→ **Compito 1**: Ricopia parola per parola le righe dell'elenco che vanno da quella che contiene "1052, 852, 1103]" fino a quella che contiene "238, 841, 261]", comprese entrambe.

→ **Estratto della pagina**:
Il Consiglio d’Europa sospende l’Azerbaijan (Osservatorio Balcani e Caucaso 26.01.24)
Lo scorso 24 gennaio l’Assemblea parlamentare del Consiglio d’Europa (PACE) ha votato a favore della sospensione delle credenziali della delegazione dell’Azerbaijan che rimarrà membro del Consiglio d’Europa, ma perderà il diritto di voto per un anno
Il 24 gennaio, l’Assemblea parlamentare del Consiglio d’Europa (PACE) ha deciso , con 76 voti favorevoli e 10 contrari, di non ratificare le credenziali della delegazione dell’Azerbaijan. Una volta all’anno, nel giorno di apertura della sessione, tutti i parlamenti nazionali degli Stati membri (47 in totale) presentano le credenziali delle proprie delegazioni all’Assemblea, che vengono poi votate dal resto degli Stati membri. Quest’anno, l’Azerbaijan ha presentato le credenziali di 12 membri della delegazione.

→ **Elenco del compito**:

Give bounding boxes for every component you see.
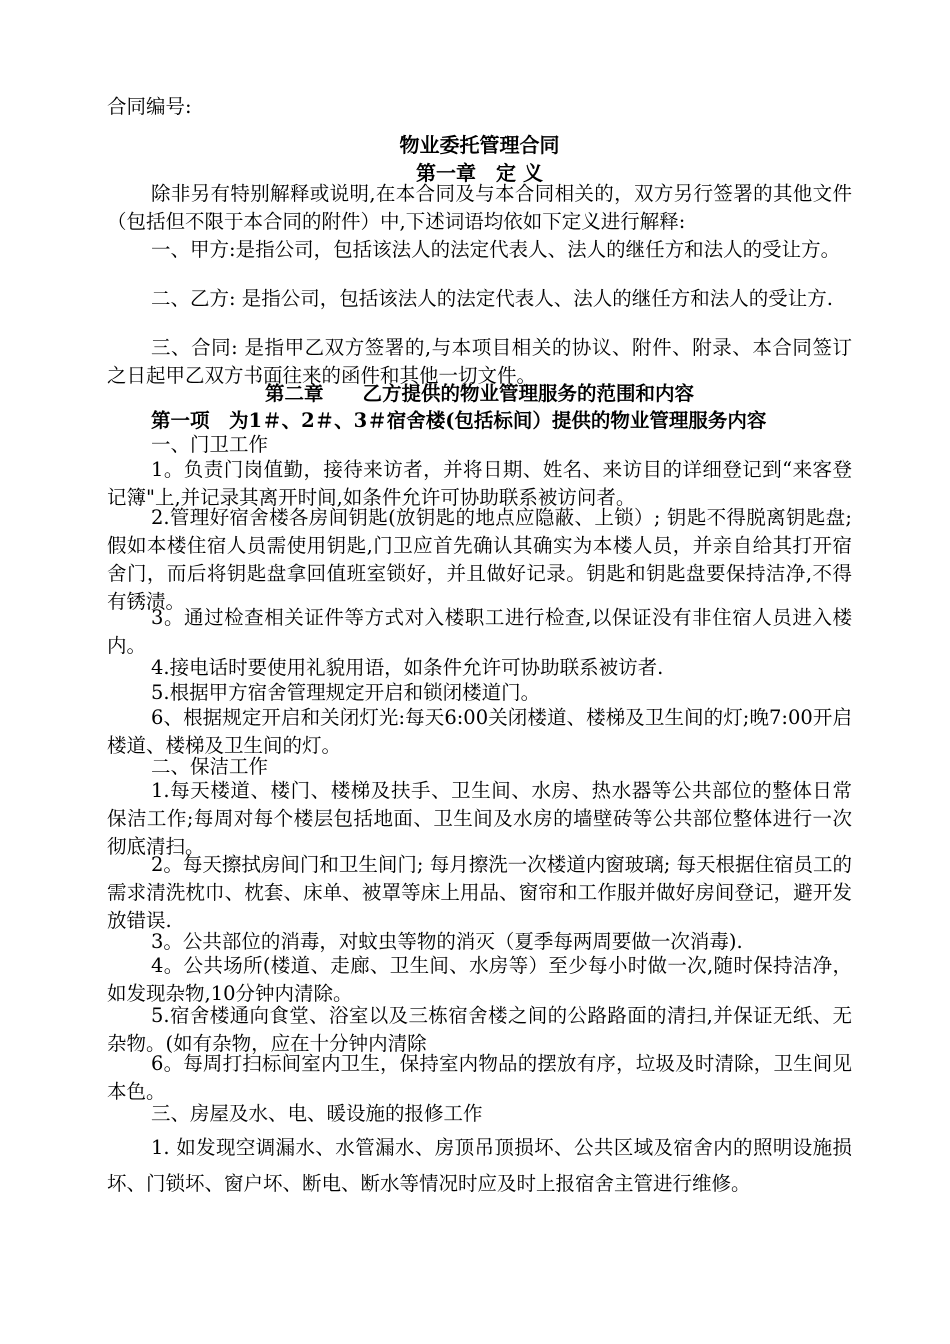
cleaning-item-6: 6。每周打扫标间室内卫生，保持室内物品的摆放有序，垃圾及时清除，卫生间见本色。	[107, 1052, 852, 1103]
cleaning-item-1: 1.每天楼道、楼门、楼梯及扶手、卫生间、水房、热水器等公共部位的整体日常保洁工作;每周对每个楼层包括地面、卫生间及水房的墙壁砖等公共部位整体进行一次彻底清扫。	[107, 779, 852, 858]
chapter1-intro: 除非另有特别解释或说明,在本合同及与本合同相关的，双方另行签署的其他文件（包括但不限于本合同的附件）中,下述词语均依如下定义进行解释:	[107, 182, 852, 233]
gatekeeping-item-4: 4.接电话时要使用礼貌用语，如条件允许可协助联系被访者.	[151, 656, 664, 679]
definition-contract: 三、合同: 是指甲乙双方签署的,与本项目相关的协议、附件、附录、本合同签订之日起甲乙双方书面往来的函件和其他一切文件。	[107, 336, 852, 387]
definition-party-b: 二、乙方: 是指公司，包括该法人的法定代表人、法人的继任方和法人的受让方.	[151, 287, 833, 310]
section-cleaning-title: 二、保洁工作	[151, 755, 269, 778]
contract-number-label: 合同编号:	[107, 95, 192, 118]
gatekeeping-item-6: 6、根据规定开启和关闭灯光:每天6:00关闭楼道、楼梯及卫生间的灯;晚7:00开启楼道、楼梯及卫生间的灯。	[107, 706, 852, 757]
section-gatekeeping-title: 一、门卫工作	[151, 433, 269, 456]
item1-heading: 第一项 为1＃、2＃、3＃宿舍楼(包括标间）提供的物业管理服务内容	[151, 409, 767, 432]
gatekeeping-item-2: 2.管理好宿舍楼各房间钥匙(放钥匙的地点应隐蔽、上锁）; 钥匙不得脱离钥匙盘; 假如本楼住宿人员需使用钥匙,门卫应首先确认其确实为本楼人员，并亲自给其打开宿舍门，而后将钥匙盘拿回值班室锁好，并且做好记录。钥匙和钥匙盘要保持洁净,不得有锈渍。	[107, 506, 852, 613]
document-title: 物业委托管理合同	[399, 133, 560, 157]
section-repair-title: 三、房屋及水、电、暖设施的报修工作	[151, 1102, 483, 1125]
chapter1-heading: 第一章 定 义	[416, 161, 543, 185]
gatekeeping-item-3: 3。通过检查相关证件等方式对入楼职工进行检查,以保证没有非住宿人员进入楼内。	[107, 606, 852, 657]
cleaning-item-2: 2。每天擦拭房间门和卫生间门; 每月擦洗一次楼道内窗玻璃; 每天根据住宿员工的需求清洗枕巾、枕套、床单、被罩等床上用品、窗帘和工作服并做好房间登记，避开发放错误.	[107, 853, 852, 932]
definition-party-a: 一、甲方:是指公司，包括该法人的法定代表人、法人的继任方和法人的受让方。	[151, 238, 841, 261]
repair-item-1: 1. 如发现空调漏水、水管漏水、房顶吊顶损坏、公共区域及宿舍内的照明设施损坏、门锁坏、窗户坏、断电、断水等情况时应及时上报宿舍主管进行维修。	[107, 1136, 852, 1195]
chapter2-heading: 第二章 乙方提供的物业管理服务的范围和内容	[264, 382, 694, 405]
gatekeeping-item-5: 5.根据甲方宿舍管理规定开启和锁闭楼道门。	[151, 681, 541, 704]
cleaning-item-5: 5.宿舍楼通向食堂、浴室以及三栋宿舍楼之间的公路路面的清扫,并保证无纸、无杂物。(如有杂物，应在十分钟内清除	[107, 1004, 852, 1055]
cleaning-item-4: 4。公共场所(楼道、走廊、卫生间、水房等）至少每小时做一次,随时保持洁净，如发现杂物,10分钟内清除。	[107, 954, 852, 1005]
cleaning-item-3: 3。公共部位的消毒，对蚊虫等物的消灭（夏季每两周要做一次消毒).	[151, 930, 743, 953]
gatekeeping-item-1: 1。负责门岗值勤，接待来访者，并将日期、姓名、来访目的详细登记到“来客登记簿"上,并记录其离开时间,如条件允许可协助联系被访问者。	[107, 458, 852, 509]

→ **Compito 2**: Nell'estratto, trova il paragrafo che comincia con «Il 24 gennaio» ed elenca tutti i numeri scritti in cifre.

→ **Risposta finale 1**:
cleaning-item-6: 6。每周打扫标间室内卫生，保持室内物品的摆放有序，垃圾及时清除，卫生间见本色。	[107, 1052, 852, 1103]
cleaning-item-1: 1.每天楼道、楼门、楼梯及扶手、卫生间、水房、热水器等公共部位的整体日常保洁工作;每周对每个楼层包括地面、卫生间及水房的墙壁砖等公共部位整体进行一次彻底清扫。	[107, 779, 852, 858]
chapter1-intro: 除非另有特别解释或说明,在本合同及与本合同相关的，双方另行签署的其他文件（包括但不限于本合同的附件）中,下述词语均依如下定义进行解释:	[107, 182, 852, 233]
gatekeeping-item-4: 4.接电话时要使用礼貌用语，如条件允许可协助联系被访者.	[151, 656, 664, 679]
definition-contract: 三、合同: 是指甲乙双方签署的,与本项目相关的协议、附件、附录、本合同签订之日起甲乙双方书面往来的函件和其他一切文件。	[107, 336, 852, 387]
definition-party-b: 二、乙方: 是指公司，包括该法人的法定代表人、法人的继任方和法人的受让方.	[151, 287, 833, 310]
section-cleaning-title: 二、保洁工作	[151, 755, 269, 778]
contract-number-label: 合同编号:	[107, 95, 192, 118]
gatekeeping-item-6: 6、根据规定开启和关闭灯光:每天6:00关闭楼道、楼梯及卫生间的灯;晚7:00开启楼道、楼梯及卫生间的灯。	[107, 706, 852, 757]
section-gatekeeping-title: 一、门卫工作	[151, 433, 269, 456]
item1-heading: 第一项 为1＃、2＃、3＃宿舍楼(包括标间）提供的物业管理服务内容	[151, 409, 767, 432]
gatekeeping-item-2: 2.管理好宿舍楼各房间钥匙(放钥匙的地点应隐蔽、上锁）; 钥匙不得脱离钥匙盘; 假如本楼住宿人员需使用钥匙,门卫应首先确认其确实为本楼人员，并亲自给其打开宿舍门，而后将钥匙盘拿回值班室锁好，并且做好记录。钥匙和钥匙盘要保持洁净,不得有锈渍。	[107, 506, 852, 613]
document-title: 物业委托管理合同	[399, 133, 560, 157]
section-repair-title: 三、房屋及水、电、暖设施的报修工作	[151, 1102, 483, 1125]
chapter1-heading: 第一章 定 义	[416, 161, 543, 185]
gatekeeping-item-3: 3。通过检查相关证件等方式对入楼职工进行检查,以保证没有非住宿人员进入楼内。	[107, 606, 852, 657]
cleaning-item-2: 2。每天擦拭房间门和卫生间门; 每月擦洗一次楼道内窗玻璃; 每天根据住宿员工的需求清洗枕巾、枕套、床单、被罩等床上用品、窗帘和工作服并做好房间登记，避开发放错误.	[107, 853, 852, 932]
definition-party-a: 一、甲方:是指公司，包括该法人的法定代表人、法人的继任方和法人的受让方。	[151, 238, 841, 261]

→ **Risposta finale 2**: 24, 76, 10, 47, 12